- Instructions to follow: Read the records and write them out again exactly.

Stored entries

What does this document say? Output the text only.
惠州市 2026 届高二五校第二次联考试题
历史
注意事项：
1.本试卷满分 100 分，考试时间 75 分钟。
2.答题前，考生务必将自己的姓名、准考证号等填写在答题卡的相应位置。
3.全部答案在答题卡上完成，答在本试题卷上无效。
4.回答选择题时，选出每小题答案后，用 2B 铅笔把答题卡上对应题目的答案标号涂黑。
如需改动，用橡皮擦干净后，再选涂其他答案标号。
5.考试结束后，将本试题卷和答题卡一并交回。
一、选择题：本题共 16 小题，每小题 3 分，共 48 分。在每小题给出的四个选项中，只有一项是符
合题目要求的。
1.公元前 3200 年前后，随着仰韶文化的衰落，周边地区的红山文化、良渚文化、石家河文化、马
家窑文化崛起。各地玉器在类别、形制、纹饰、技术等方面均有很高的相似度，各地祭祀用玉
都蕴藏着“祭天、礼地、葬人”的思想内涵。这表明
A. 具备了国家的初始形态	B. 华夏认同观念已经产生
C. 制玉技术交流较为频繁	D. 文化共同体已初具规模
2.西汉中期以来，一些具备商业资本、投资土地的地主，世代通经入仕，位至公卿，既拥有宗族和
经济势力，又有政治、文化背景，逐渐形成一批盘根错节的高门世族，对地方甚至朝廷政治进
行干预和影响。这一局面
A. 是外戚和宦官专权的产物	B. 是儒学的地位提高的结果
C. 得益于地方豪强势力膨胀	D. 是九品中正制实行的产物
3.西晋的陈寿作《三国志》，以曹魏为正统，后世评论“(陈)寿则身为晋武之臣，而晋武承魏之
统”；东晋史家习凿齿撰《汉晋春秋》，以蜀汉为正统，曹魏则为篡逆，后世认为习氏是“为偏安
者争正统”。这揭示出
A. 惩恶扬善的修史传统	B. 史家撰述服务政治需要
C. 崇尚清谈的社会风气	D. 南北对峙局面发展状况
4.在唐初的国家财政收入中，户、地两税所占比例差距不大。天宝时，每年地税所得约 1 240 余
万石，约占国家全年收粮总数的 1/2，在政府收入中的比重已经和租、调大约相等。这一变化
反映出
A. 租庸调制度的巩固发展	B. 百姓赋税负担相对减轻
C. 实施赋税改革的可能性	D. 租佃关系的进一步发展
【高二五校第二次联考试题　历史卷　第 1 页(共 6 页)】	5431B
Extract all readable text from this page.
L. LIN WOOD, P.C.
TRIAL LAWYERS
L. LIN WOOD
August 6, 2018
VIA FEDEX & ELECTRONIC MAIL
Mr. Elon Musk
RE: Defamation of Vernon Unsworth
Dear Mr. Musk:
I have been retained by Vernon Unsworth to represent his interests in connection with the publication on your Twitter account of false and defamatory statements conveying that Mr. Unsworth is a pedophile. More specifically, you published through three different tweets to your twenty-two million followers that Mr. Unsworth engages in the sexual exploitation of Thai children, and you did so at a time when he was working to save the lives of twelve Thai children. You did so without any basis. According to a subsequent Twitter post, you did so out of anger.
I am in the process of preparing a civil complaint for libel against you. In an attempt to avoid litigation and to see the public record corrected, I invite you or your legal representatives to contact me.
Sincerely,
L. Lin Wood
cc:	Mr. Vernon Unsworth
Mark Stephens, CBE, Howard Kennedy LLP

- Response:
What does this document say? Output the text only.
惠州市 2026 届高二五校第二次联考试题
历史
注意事项：
1.本试卷满分 100 分，考试时间 75 分钟。
2.答题前，考生务必将自己的姓名、准考证号等填写在答题卡的相应位置。
3.全部答案在答题卡上完成，答在本试题卷上无效。
4.回答选择题时，选出每小题答案后，用 2B 铅笔把答题卡上对应题目的答案标号涂黑。
如需改动，用橡皮擦干净后，再选涂其他答案标号。
5.考试结束后，将本试题卷和答题卡一并交回。
一、选择题：本题共 16 小题，每小题 3 分，共 48 分。在每小题给出的四个选项中，只有一项是符
合题目要求的。
1.公元前 3200 年前后，随着仰韶文化的衰落，周边地区的红山文化、良渚文化、石家河文化、马
家窑文化崛起。各地玉器在类别、形制、纹饰、技术等方面均有很高的相似度，各地祭祀用玉
都蕴藏着“祭天、礼地、葬人”的思想内涵。这表明
A. 具备了国家的初始形态	B. 华夏认同观念已经产生
C. 制玉技术交流较为频繁	D. 文化共同体已初具规模
2.西汉中期以来，一些具备商业资本、投资土地的地主，世代通经入仕，位至公卿，既拥有宗族和
经济势力，又有政治、文化背景，逐渐形成一批盘根错节的高门世族，对地方甚至朝廷政治进
行干预和影响。这一局面
A. 是外戚和宦官专权的产物	B. 是儒学的地位提高的结果
C. 得益于地方豪强势力膨胀	D. 是九品中正制实行的产物
3.西晋的陈寿作《三国志》，以曹魏为正统，后世评论“(陈)寿则身为晋武之臣，而晋武承魏之
统”；东晋史家习凿齿撰《汉晋春秋》，以蜀汉为正统，曹魏则为篡逆，后世认为习氏是“为偏安
者争正统”。这揭示出
A. 惩恶扬善的修史传统	B. 史家撰述服务政治需要
C. 崇尚清谈的社会风气	D. 南北对峙局面发展状况
4.在唐初的国家财政收入中，户、地两税所占比例差距不大。天宝时，每年地税所得约 1 240 余
万石，约占国家全年收粮总数的 1/2，在政府收入中的比重已经和租、调大约相等。这一变化
反映出
A. 租庸调制度的巩固发展	B. 百姓赋税负担相对减轻
C. 实施赋税改革的可能性	D. 租佃关系的进一步发展
【高二五校第二次联考试题　历史卷　第 1 页(共 6 页)】	5431B
Extract all readable text from this page.
L. LIN WOOD, P.C.
TRIAL LAWYERS
L. LIN WOOD
August 6, 2018
VIA FEDEX & ELECTRONIC MAIL
Mr. Elon Musk
RE: Defamation of Vernon Unsworth
Dear Mr. Musk:
I have been retained by Vernon Unsworth to represent his interests in connection with the publication on your Twitter account of false and defamatory statements conveying that Mr. Unsworth is a pedophile. More specifically, you published through three different tweets to your twenty-two million followers that Mr. Unsworth engages in the sexual exploitation of Thai children, and you did so at a time when he was working to save the lives of twelve Thai children. You did so without any basis. According to a subsequent Twitter post, you did so out of anger.
I am in the process of preparing a civil complaint for libel against you. In an attempt to avoid litigation and to see the public record corrected, I invite you or your legal representatives to contact me.
Sincerely,
L. Lin Wood
cc:	Mr. Vernon Unsworth
Mark Stephens, CBE, Howard Kennedy LLP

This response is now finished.